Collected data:
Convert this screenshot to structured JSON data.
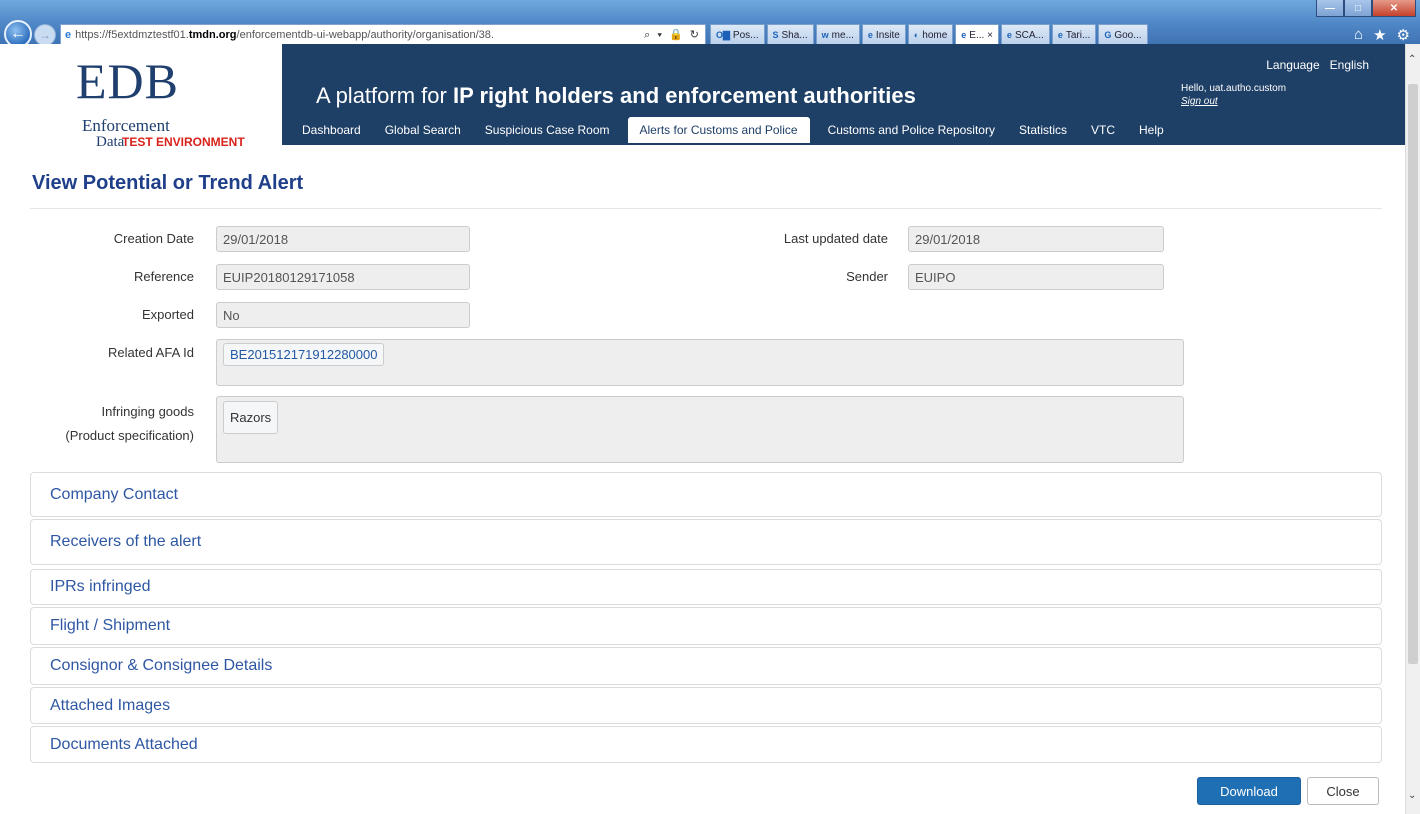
{
  "browser": {
    "url_prefix": "https://f5extdmztestf01.",
    "url_domain": "tmdn.org",
    "url_path": "/enforcementdb-ui-webapp/authority/organisation/38.",
    "address_tools": "⌕ ▾ 🔒 ↻",
    "tabs": [
      {
        "icon": "O▇",
        "label": "Pos..."
      },
      {
        "icon": "S",
        "label": "Sha..."
      },
      {
        "icon": "w",
        "label": "me..."
      },
      {
        "icon": "e",
        "label": "Insite"
      },
      {
        "icon": "◐",
        "label": "home"
      },
      {
        "icon": "e",
        "label": "E... ×"
      },
      {
        "icon": "e",
        "label": "SCA..."
      },
      {
        "icon": "e",
        "label": "Tari..."
      },
      {
        "icon": "G",
        "label": "Goo..."
      }
    ],
    "window_controls": {
      "minimize": "—",
      "maximize": "□",
      "close": "✕"
    }
  },
  "header": {
    "logo_big": "EDB",
    "logo_line1": "Enforcement",
    "logo_line2": "Data",
    "test_env": "TEST ENVIRONMENT",
    "tagline_pre": "A platform for ",
    "tagline_bold": "IP right holders and enforcement authorities",
    "language_label": "Language",
    "language_value": "English",
    "greeting": "Hello, uat.autho.custom",
    "sign_out": "Sign out",
    "nav": [
      "Dashboard",
      "Global Search",
      "Suspicious Case Room",
      "Alerts for Customs and Police",
      "Customs and Police Repository",
      "Statistics",
      "VTC",
      "Help"
    ]
  },
  "page": {
    "title": "View Potential or Trend Alert",
    "fields": {
      "creation_date_label": "Creation Date",
      "creation_date": "29/01/2018",
      "last_updated_label": "Last updated date",
      "last_updated": "29/01/2018",
      "reference_label": "Reference",
      "reference": "EUIP20180129171058",
      "sender_label": "Sender",
      "sender": "EUIPO",
      "exported_label": "Exported",
      "exported": "No",
      "related_afa_label": "Related AFA Id",
      "related_afa": "BE201512171912280000",
      "infringing_goods_label": "Infringing goods",
      "product_spec_label": "(Product specification)",
      "infringing_goods": "Razors"
    },
    "panels": [
      "Company Contact",
      "Receivers of the alert",
      "IPRs infringed",
      "Flight / Shipment",
      "Consignor & Consignee Details",
      "Attached Images",
      "Documents Attached"
    ],
    "buttons": {
      "download": "Download",
      "close": "Close"
    }
  }
}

Given exercise: From the data above, gather every line that includes the word "Attached".

Exercise result:
      "Attached Images",
      "Documents Attached"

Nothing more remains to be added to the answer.